→ Task objective
Retype the whole listing, please, keeping every line exact and dropping the pictures.

************

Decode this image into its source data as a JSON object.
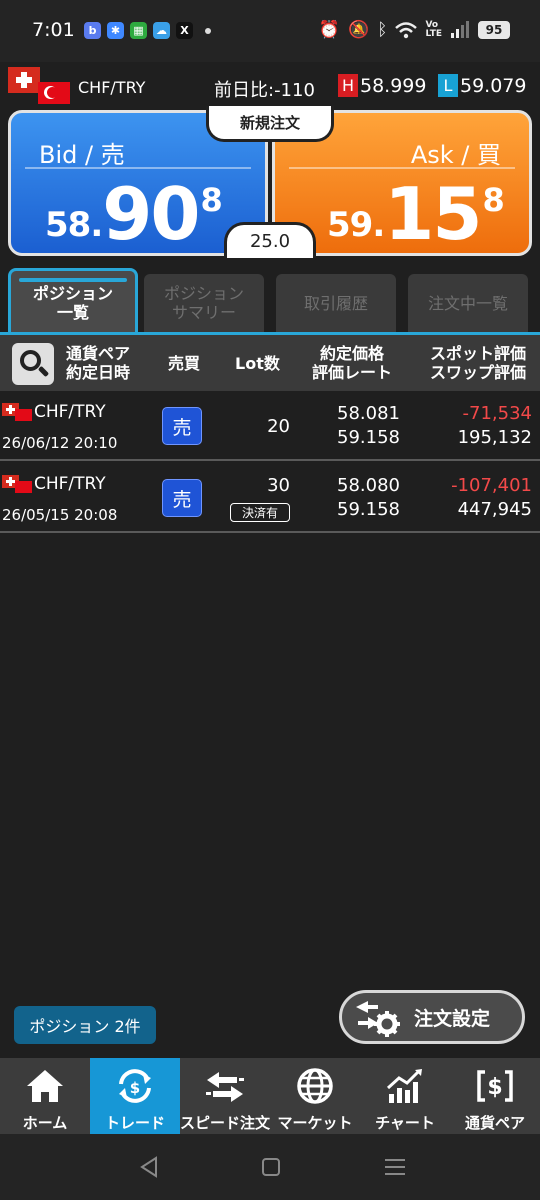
{
  "status_bar": {
    "time": "7:01",
    "battery": "95",
    "apps": [
      {
        "icon": "b-app-icon",
        "glyph": "b",
        "color": "#5a7bef"
      },
      {
        "icon": "pinwheel-app-icon",
        "glyph": "✱",
        "color": "#3f88ff"
      },
      {
        "icon": "calendar-app-icon",
        "glyph": "▦",
        "color": "#2eaa3f"
      },
      {
        "icon": "weather-app-icon",
        "glyph": "☁",
        "color": "#3aa0e8"
      },
      {
        "icon": "x-app-icon",
        "glyph": "𝕏",
        "color": "#111111"
      }
    ]
  },
  "header": {
    "pair": "CHF/TRY",
    "change_label": "前日比",
    "change_value": ":-110",
    "high_label": "H",
    "high_value": "58.999",
    "low_label": "L",
    "low_value": "59.079",
    "high_color": "#d81d22",
    "low_color": "#18a2d4"
  },
  "quote": {
    "bid_label": "Bid / 売",
    "bid_small": "58.",
    "bid_big": "90",
    "bid_sup": "8",
    "ask_label": "Ask / 買",
    "ask_small": "59.",
    "ask_big": "15",
    "ask_sup": "8",
    "new_order": "新規注文",
    "spread": "25.0"
  },
  "tabs": [
    {
      "label": "ポジション\n一覧"
    },
    {
      "label": "ポジション\nサマリー"
    },
    {
      "label": "取引履歴"
    },
    {
      "label": "注文中一覧"
    }
  ],
  "table_header": {
    "pair_date": "通貨ペア\n約定日時",
    "side": "売買",
    "lot": "Lot数",
    "price_rate": "約定価格\n評価レート",
    "spot_swap": "スポット評価\nスワップ評価"
  },
  "positions": [
    {
      "pair": "CHF/TRY",
      "date": "26/06/12 20:10",
      "side": "売",
      "lot": "20",
      "settled": "",
      "exec_price": "58.081",
      "rate": "59.158",
      "spot": "-71,534",
      "swap": "195,132"
    },
    {
      "pair": "CHF/TRY",
      "date": "26/05/15 20:08",
      "side": "売",
      "lot": "30",
      "settled": "決済有",
      "exec_price": "58.080",
      "rate": "59.158",
      "spot": "-107,401",
      "swap": "447,945"
    }
  ],
  "footer": {
    "position_count": "ポジション 2件",
    "order_settings": "注文設定"
  },
  "nav": [
    {
      "label": "ホーム",
      "icon": "home-icon"
    },
    {
      "label": "トレード",
      "icon": "trade-dollar-icon"
    },
    {
      "label": "スピード注文",
      "icon": "speed-order-icon"
    },
    {
      "label": "マーケット",
      "icon": "globe-icon"
    },
    {
      "label": "チャート",
      "icon": "chart-icon"
    },
    {
      "label": "通貨ペア",
      "icon": "currency-pair-icon"
    }
  ]
}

************

→ Result of the task
Decode this image into its source data as a JSON object.
{
  "status_bar": {
    "time": "7:01",
    "battery": "95",
    "apps": [
      {
        "icon": "b-app-icon",
        "glyph": "b",
        "color": "#5a7bef"
      },
      {
        "icon": "pinwheel-app-icon",
        "glyph": "✱",
        "color": "#3f88ff"
      },
      {
        "icon": "calendar-app-icon",
        "glyph": "▦",
        "color": "#2eaa3f"
      },
      {
        "icon": "weather-app-icon",
        "glyph": "☁",
        "color": "#3aa0e8"
      },
      {
        "icon": "x-app-icon",
        "glyph": "𝕏",
        "color": "#111111"
      }
    ]
  },
  "header": {
    "pair": "CHF/TRY",
    "change_label": "前日比",
    "change_value": ":-110",
    "high_label": "H",
    "high_value": "58.999",
    "low_label": "L",
    "low_value": "59.079",
    "high_color": "#d81d22",
    "low_color": "#18a2d4"
  },
  "quote": {
    "bid_label": "Bid / 売",
    "bid_small": "58.",
    "bid_big": "90",
    "bid_sup": "8",
    "ask_label": "Ask / 買",
    "ask_small": "59.",
    "ask_big": "15",
    "ask_sup": "8",
    "new_order": "新規注文",
    "spread": "25.0"
  },
  "tabs": [
    {
      "label": "ポジション\n一覧"
    },
    {
      "label": "ポジション\nサマリー"
    },
    {
      "label": "取引履歴"
    },
    {
      "label": "注文中一覧"
    }
  ],
  "table_header": {
    "pair_date": "通貨ペア\n約定日時",
    "side": "売買",
    "lot": "Lot数",
    "price_rate": "約定価格\n評価レート",
    "spot_swap": "スポット評価\nスワップ評価"
  },
  "positions": [
    {
      "pair": "CHF/TRY",
      "date": "26/06/12 20:10",
      "side": "売",
      "lot": "20",
      "settled": "",
      "exec_price": "58.081",
      "rate": "59.158",
      "spot": "-71,534",
      "swap": "195,132"
    },
    {
      "pair": "CHF/TRY",
      "date": "26/05/15 20:08",
      "side": "売",
      "lot": "30",
      "settled": "決済有",
      "exec_price": "58.080",
      "rate": "59.158",
      "spot": "-107,401",
      "swap": "447,945"
    }
  ],
  "footer": {
    "position_count": "ポジション 2件",
    "order_settings": "注文設定"
  },
  "nav": [
    {
      "label": "ホーム",
      "icon": "home-icon"
    },
    {
      "label": "トレード",
      "icon": "trade-dollar-icon"
    },
    {
      "label": "スピード注文",
      "icon": "speed-order-icon"
    },
    {
      "label": "マーケット",
      "icon": "globe-icon"
    },
    {
      "label": "チャート",
      "icon": "chart-icon"
    },
    {
      "label": "通貨ペア",
      "icon": "currency-pair-icon"
    }
  ]
}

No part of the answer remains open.